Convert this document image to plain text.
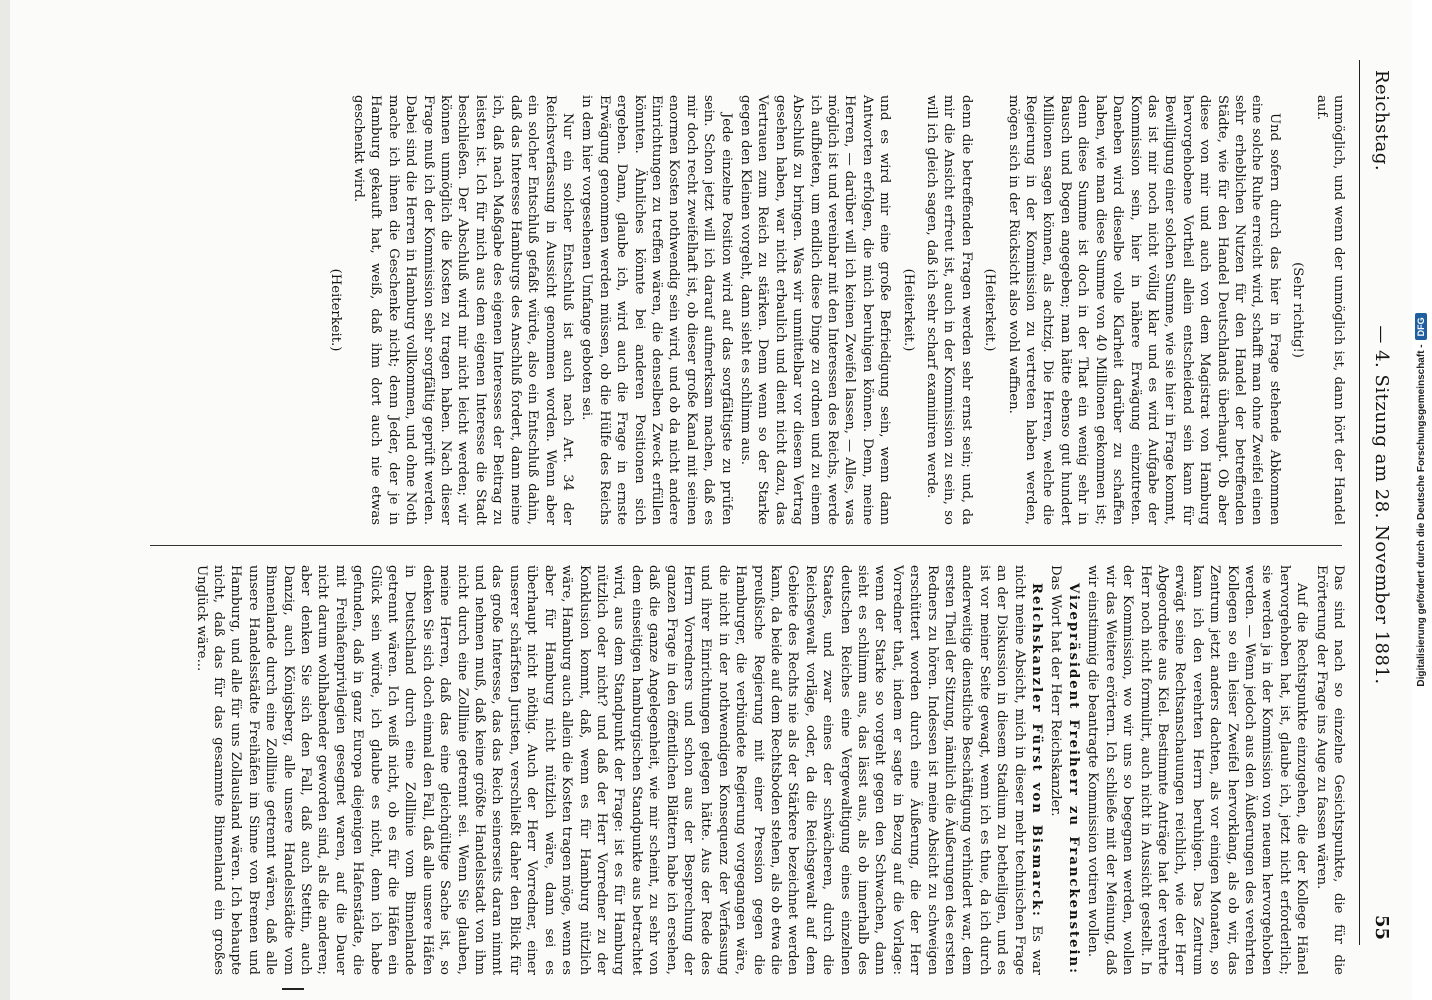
Reichstag.
— 4. Sitzung am 28. November 1881.
55

unmöglich, und wenn der unmöglich ist, dann hört der Handel auf.

(Sehr richtig!)

Und sofern durch das hier in Frage stehende Abkommen eine solche Ruhe erreicht wird, schafft man ohne Zweifel einen sehr erheblichen Nutzen für den Handel der betreffenden Städte, wie für den Handel Deutschlands überhaupt. Ob aber diese von mir und auch von dem Magistrat von Hamburg hervorgehobene Vortheil allein entscheidend sein kann für Bewilligung einer solchen Summe, wie sie hier in Frage kommt, das ist mir noch nicht völlig klar und es wird Aufgabe der Kommission sein, hier in nähere Erwägung einzutreten. Daneben wird dieselbe volle Klarheit darüber zu schaffen haben, wie man diese Summe von 40 Millionen gekommen ist; denn diese Summe ist doch in der That ein wenig sehr in Bausch und Bogen angegeben; man hätte ebenso gut hundert Millionen sagen können, als achtzig. Die Herren, welche die Regierung in der Kommission zu vertreten haben werden, mögen sich in der Rücksicht also wohl waffnen.

(Heiterkeit.)

denn die betreffenden Fragen werden sehr ernst sein; und, da mir die Ansicht erfreut ist, auch in der Kommission zu sein, so will ich gleich sagen, daß ich sehr scharf examiniren werde.

(Heiterkeit.)

und es wird mir eine große Befriedigung sein, wenn dann Antworten erfolgen, die mich beruhigen können. Denn, meine Herren, — darüber will ich keinen Zweifel lassen, — Alles, was möglich ist und vereinbar mit den Interessen des Reichs, werde ich aufbieten, um endlich diese Dinge zu ordnen und zu einem Abschluß zu bringen. Was wir unmittelbar vor diesem Vertrag gesehen haben, war nicht erbaulich und dient nicht dazu, das Vertrauen zum Reich zu stärken. Denn wenn so der Starke gegen den Kleinen vorgeht, dann sieht es schlimm aus.

Jede einzelne Position wird auf das sorgfältigste zu prüfen sein. Schon jetzt will ich darauf aufmerksam machen, daß es mir doch recht zweifelhaft ist, ob dieser große Kanal mit seinen enormen Kosten nothwendig sein wird, und ob da nicht andere Einrichtungen zu treffen wären, die denselben Zweck erfüllen könnten. Ähnliches könnte bei anderen Positionen sich ergeben. Dann, glaube ich, wird auch die Frage in ernste Erwägung genommen werden müssen, ob die Hülfe des Reichs in dem hier vorgesehenen Umfange geboten sei.

Nur ein solcher Entschluß ist auch nach Art. 34 der Reichsverfassung in Aussicht genommen worden. Wenn aber ein solcher Entschluß gefaßt würde, also ein Entschluß dahin, daß das Interesse Hamburgs des Anschluß fordert, dann meine ich, daß nach Maßgabe des eigenen Interesses der Beitrag zu leisten ist. Ich für mich aus dem eigenen Interesse die Stadt beschließen. Der Abschluß wird mir nicht leicht werden; wir können unmöglich die Kosten zu tragen haben. Nach dieser Frage muß ich der Kommission sehr sorgfältig geprüft werden. Dabei sind die Herren in Hamburg vollkommen, und ohne Noth mache ich ihnen die Geschenke nicht; denn Jeder, der je in Hamburg gekauft hat, weiß, daß ihm dort auch nie etwas geschenkt wird.

(Heiterkeit.)

Das sind nach so einzelne Gesichtspunkte, die für die Erörterung der Frage ins Auge zu fassen wären.

Auf die Rechtspunkte einzugehen, die der Kollege Hänel hervorgehoben hat, ist, glaube ich, jetzt nicht erforderlich; sie werden ja in der Kommission von neuem hervorgehoben werden. — Wenn jedoch aus den Äußerungen des verehrten Kollegen so ein leiser Zweifel hervorklang, als ob wir, das Zentrum jetzt anders dachten, als vor einigen Monaten, so kann ich den verehrten Herrn beruhigen. Das Zentrum erwägt seine Rechtsanschauungen reichlich, wie der Herr Abgeordnete aus Kiel. Bestimmte Anträge hat der verehrte Herr noch nicht formulirt, auch nicht in Aussicht gestellt. In der Kommission, wo wir uns so begegnen werden, wollen wir das Weitere erörtern. Ich schließe mit der Meinung, daß wir einstimmig die beantragte Kommission votiren wollen.

Vizepräsident Freiherr zu Franckenstein: Das Wort hat der Herr Reichskanzler.

Reichskanzler Fürst von Bismarck: Es war nicht meine Absicht, mich in dieser mehr technischen Frage an der Diskussion in diesem Stadium zu betheiligen, und es ist vor meiner Seite gewagt, wenn ich es thue, da ich durch anderweitige dienstliche Beschäftigung verhindert war, dem ersten Theil der Sitzung, nämlich die Äußerungen des ersten Redners zu hören. Indessen ist meine Absicht zu schweigen erschüttert worden durch eine Äußerung, die der Herr Vorredner that, indem er sagte in Bezug auf die Vorlage: wenn der Starke so vorgeht gegen den Schwachen, dann sieht es schlimm aus, das lässt aus, als ob innerhalb des deutschen Reiches eine Vergewaltigung eines einzelnen Staates, und zwar eines der schwächeren, durch die Reichsgewalt vorläge, oder, da die Reichsgewalt auf dem Gebiete des Rechts nie als der Stärkere bezeichnet werden kann, da beide auf dem Rechtsboden stehen, als ob etwa die preußische Regierung mit einer Pression gegen die Hamburger, die verbündete Regierung vorgegangen wäre, die nicht in der nothwendigen Konsequenz der Verfassung und ihrer Einrichtungen gelegen hätte. Aus der Rede des Herrn Vorredners und schon aus der Besprechung der ganzen Frage in den öffentlichen Blättern habe ich ersehen, daß die ganze Angelegenheit, wie mir scheint, zu sehr von dem einseitigen hamburgischen Standpunkte aus betrachtet wird, aus dem Standpunkt der Frage: ist es für Hamburg nützlich oder nicht? und daß der Herr Vorredner zu der Konklusion kommt, daß, wenn es für Hamburg nützlich wäre, Hamburg auch allein die Kosten tragen möge, wenn es aber für Hamburg nicht nützlich wäre, dann sei es überhaupt nicht nöthig. Auch der Herr Vorredner, einer unserer schärfsten Juristen, verschließt daher den Blick für das große Interesse, das das Reich seinerseits daran nimmt und nehmen muß, daß keine größte Handelsstadt von ihm nicht durch eine Zolllinie getrennt sei. Wenn Sie glauben, meine Herren, daß das eine gleichgültige Sache ist, so denken Sie sich doch einmal den Fall, daß alle unsere Häfen in Deutschland durch eine Zolllinie vom Binnenlande getrennt wären. Ich weiß nicht, ob es für die Häfen ein Glück sein würde, ich glaube es nicht, denn ich habe gefunden, daß in ganz Europa diejenigen Hafenstädte, die mit Freihafenprivilegien gesegnet waren, auf die Dauer nicht darum wohlhabender geworden sind, als die anderen; aber denken Sie sich den Fall, daß auch Stettin, auch Danzig, auch Königsberg, alle unsere Handelsstädte vom Binnenlande durch eine Zolllinie getrennt wären, daß alle unsere Handelsstädte Freihäfen im Sinne von Bremen und Hamburg, und alle für uns Zollausland wären. Ich behaupte nicht, daß das für das gesammte Binnenland ein großes Unglück wäre...	Digitalisierung gefördert durch die Deutsche Forschungsgemeinschaft -DFG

■ PROBLEM STATEMENT ■
All of the entries above need to be transcribed exactly, except for the pictures.

■ ANSWER TO THE EXERCISE ■
Convert this document image to plain text.
Reichstag.
— 4. Sitzung am 28. November 1881.
55

unmöglich, und wenn der unmöglich ist, dann hört der Handel auf.

(Sehr richtig!)

Und sofern durch das hier in Frage stehende Abkommen eine solche Ruhe erreicht wird, schafft man ohne Zweifel einen sehr erheblichen Nutzen für den Handel der betreffenden Städte, wie für den Handel Deutschlands überhaupt. Ob aber diese von mir und auch von dem Magistrat von Hamburg hervorgehobene Vortheil allein entscheidend sein kann für Bewilligung einer solchen Summe, wie sie hier in Frage kommt, das ist mir noch nicht völlig klar und es wird Aufgabe der Kommission sein, hier in nähere Erwägung einzutreten. Daneben wird dieselbe volle Klarheit darüber zu schaffen haben, wie man diese Summe von 40 Millionen gekommen ist; denn diese Summe ist doch in der That ein wenig sehr in Bausch und Bogen angegeben; man hätte ebenso gut hundert Millionen sagen können, als achtzig. Die Herren, welche die Regierung in der Kommission zu vertreten haben werden, mögen sich in der Rücksicht also wohl waffnen.

(Heiterkeit.)

denn die betreffenden Fragen werden sehr ernst sein; und, da mir die Ansicht erfreut ist, auch in der Kommission zu sein, so will ich gleich sagen, daß ich sehr scharf examiniren werde.

(Heiterkeit.)

und es wird mir eine große Befriedigung sein, wenn dann Antworten erfolgen, die mich beruhigen können. Denn, meine Herren, — darüber will ich keinen Zweifel lassen, — Alles, was möglich ist und vereinbar mit den Interessen des Reichs, werde ich aufbieten, um endlich diese Dinge zu ordnen und zu einem Abschluß zu bringen. Was wir unmittelbar vor diesem Vertrag gesehen haben, war nicht erbaulich und dient nicht dazu, das Vertrauen zum Reich zu stärken. Denn wenn so der Starke gegen den Kleinen vorgeht, dann sieht es schlimm aus.

Jede einzelne Position wird auf das sorgfältigste zu prüfen sein. Schon jetzt will ich darauf aufmerksam machen, daß es mir doch recht zweifelhaft ist, ob dieser große Kanal mit seinen enormen Kosten nothwendig sein wird, und ob da nicht andere Einrichtungen zu treffen wären, die denselben Zweck erfüllen könnten. Ähnliches könnte bei anderen Positionen sich ergeben. Dann, glaube ich, wird auch die Frage in ernste Erwägung genommen werden müssen, ob die Hülfe des Reichs in dem hier vorgesehenen Umfange geboten sei.

Nur ein solcher Entschluß ist auch nach Art. 34 der Reichsverfassung in Aussicht genommen worden. Wenn aber ein solcher Entschluß gefaßt würde, also ein Entschluß dahin, daß das Interesse Hamburgs des Anschluß fordert, dann meine ich, daß nach Maßgabe des eigenen Interesses der Beitrag zu leisten ist. Ich für mich aus dem eigenen Interesse die Stadt beschließen. Der Abschluß wird mir nicht leicht werden; wir können unmöglich die Kosten zu tragen haben. Nach dieser Frage muß ich der Kommission sehr sorgfältig geprüft werden. Dabei sind die Herren in Hamburg vollkommen, und ohne Noth mache ich ihnen die Geschenke nicht; denn Jeder, der je in Hamburg gekauft hat, weiß, daß ihm dort auch nie etwas geschenkt wird.

(Heiterkeit.)

Das sind nach so einzelne Gesichtspunkte, die für die Erörterung der Frage ins Auge zu fassen wären.

Auf die Rechtspunkte einzugehen, die der Kollege Hänel hervorgehoben hat, ist, glaube ich, jetzt nicht erforderlich; sie werden ja in der Kommission von neuem hervorgehoben werden. — Wenn jedoch aus den Äußerungen des verehrten Kollegen so ein leiser Zweifel hervorklang, als ob wir, das Zentrum jetzt anders dachten, als vor einigen Monaten, so kann ich den verehrten Herrn beruhigen. Das Zentrum erwägt seine Rechtsanschauungen reichlich, wie der Herr Abgeordnete aus Kiel. Bestimmte Anträge hat der verehrte Herr noch nicht formulirt, auch nicht in Aussicht gestellt. In der Kommission, wo wir uns so begegnen werden, wollen wir das Weitere erörtern. Ich schließe mit der Meinung, daß wir einstimmig die beantragte Kommission votiren wollen.

Vizepräsident Freiherr zu Franckenstein: Das Wort hat der Herr Reichskanzler.

Reichskanzler Fürst von Bismarck: Es war nicht meine Absicht, mich in dieser mehr technischen Frage an der Diskussion in diesem Stadium zu betheiligen, und es ist vor meiner Seite gewagt, wenn ich es thue, da ich durch anderweitige dienstliche Beschäftigung verhindert war, dem ersten Theil der Sitzung, nämlich die Äußerungen des ersten Redners zu hören. Indessen ist meine Absicht zu schweigen erschüttert worden durch eine Äußerung, die der Herr Vorredner that, indem er sagte in Bezug auf die Vorlage: wenn der Starke so vorgeht gegen den Schwachen, dann sieht es schlimm aus, das lässt aus, als ob innerhalb des deutschen Reiches eine Vergewaltigung eines einzelnen Staates, und zwar eines der schwächeren, durch die Reichsgewalt vorläge, oder, da die Reichsgewalt auf dem Gebiete des Rechts nie als der Stärkere bezeichnet werden kann, da beide auf dem Rechtsboden stehen, als ob etwa die preußische Regierung mit einer Pression gegen die Hamburger, die verbündete Regierung vorgegangen wäre, die nicht in der nothwendigen Konsequenz der Verfassung und ihrer Einrichtungen gelegen hätte. Aus der Rede des Herrn Vorredners und schon aus der Besprechung der ganzen Frage in den öffentlichen Blättern habe ich ersehen, daß die ganze Angelegenheit, wie mir scheint, zu sehr von dem einseitigen hamburgischen Standpunkte aus betrachtet wird, aus dem Standpunkt der Frage: ist es für Hamburg nützlich oder nicht? und daß der Herr Vorredner zu der Konklusion kommt, daß, wenn es für Hamburg nützlich wäre, Hamburg auch allein die Kosten tragen möge, wenn es aber für Hamburg nicht nützlich wäre, dann sei es überhaupt nicht nöthig. Auch der Herr Vorredner, einer unserer schärfsten Juristen, verschließt daher den Blick für das große Interesse, das das Reich seinerseits daran nimmt und nehmen muß, daß keine größte Handelsstadt von ihm nicht durch eine Zolllinie getrennt sei. Wenn Sie glauben, meine Herren, daß das eine gleichgültige Sache ist, so denken Sie sich doch einmal den Fall, daß alle unsere Häfen in Deutschland durch eine Zolllinie vom Binnenlande getrennt wären. Ich weiß nicht, ob es für die Häfen ein Glück sein würde, ich glaube es nicht, denn ich habe gefunden, daß in ganz Europa diejenigen Hafenstädte, die mit Freihafenprivilegien gesegnet waren, auf die Dauer nicht darum wohlhabender geworden sind, als die anderen; aber denken Sie sich den Fall, daß auch Stettin, auch Danzig, auch Königsberg, alle unsere Handelsstädte vom Binnenlande durch eine Zolllinie getrennt wären, daß alle unsere Handelsstädte Freihäfen im Sinne von Bremen und Hamburg, und alle für uns Zollausland wären. Ich behaupte nicht, daß das für das gesammte Binnenland ein großes Unglück wäre...	Digitalisierung gefördert durch die Deutsche Forschungsgemeinschaft -DFG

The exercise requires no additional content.